■ Supplied data:
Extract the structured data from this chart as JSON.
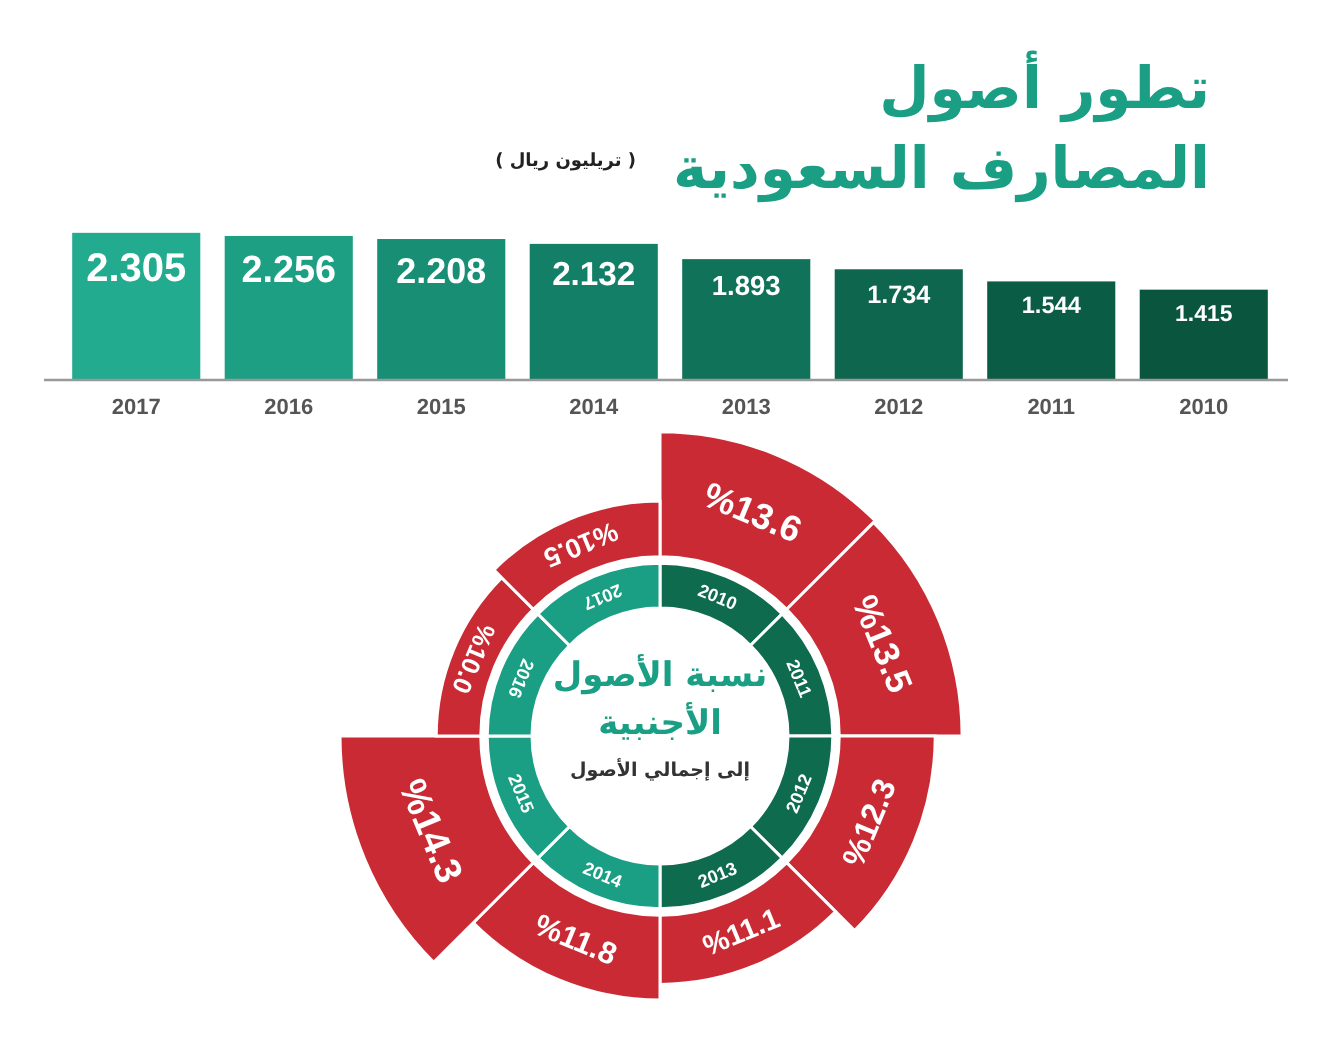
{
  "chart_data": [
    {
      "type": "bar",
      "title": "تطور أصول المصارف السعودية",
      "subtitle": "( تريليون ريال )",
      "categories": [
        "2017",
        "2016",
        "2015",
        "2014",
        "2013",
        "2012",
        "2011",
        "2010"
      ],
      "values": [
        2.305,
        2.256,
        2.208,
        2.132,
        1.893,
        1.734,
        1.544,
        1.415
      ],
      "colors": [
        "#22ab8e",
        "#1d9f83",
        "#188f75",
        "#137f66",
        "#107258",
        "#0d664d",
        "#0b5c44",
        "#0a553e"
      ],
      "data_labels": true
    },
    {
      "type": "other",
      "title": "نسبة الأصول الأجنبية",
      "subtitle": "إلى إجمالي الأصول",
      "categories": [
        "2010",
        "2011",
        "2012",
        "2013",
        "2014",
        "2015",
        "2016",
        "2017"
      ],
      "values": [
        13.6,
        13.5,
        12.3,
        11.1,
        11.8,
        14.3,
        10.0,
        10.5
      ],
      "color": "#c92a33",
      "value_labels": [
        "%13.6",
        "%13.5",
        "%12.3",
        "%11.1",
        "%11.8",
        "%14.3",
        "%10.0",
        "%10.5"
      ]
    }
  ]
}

■ What the task asks: Restate the entire listing word for word, excluding pictures.

■ Reply to the exercise:
Extract the structured data from this chart as JSON.
{
  "chart_data": [
    {
      "type": "bar",
      "title": "تطور أصول المصارف السعودية",
      "subtitle": "( تريليون ريال )",
      "categories": [
        "2017",
        "2016",
        "2015",
        "2014",
        "2013",
        "2012",
        "2011",
        "2010"
      ],
      "values": [
        2.305,
        2.256,
        2.208,
        2.132,
        1.893,
        1.734,
        1.544,
        1.415
      ],
      "colors": [
        "#22ab8e",
        "#1d9f83",
        "#188f75",
        "#137f66",
        "#107258",
        "#0d664d",
        "#0b5c44",
        "#0a553e"
      ],
      "data_labels": true
    },
    {
      "type": "other",
      "title": "نسبة الأصول الأجنبية",
      "subtitle": "إلى إجمالي الأصول",
      "categories": [
        "2010",
        "2011",
        "2012",
        "2013",
        "2014",
        "2015",
        "2016",
        "2017"
      ],
      "values": [
        13.6,
        13.5,
        12.3,
        11.1,
        11.8,
        14.3,
        10.0,
        10.5
      ],
      "color": "#c92a33",
      "value_labels": [
        "%13.6",
        "%13.5",
        "%12.3",
        "%11.1",
        "%11.8",
        "%14.3",
        "%10.0",
        "%10.5"
      ]
    }
  ]
}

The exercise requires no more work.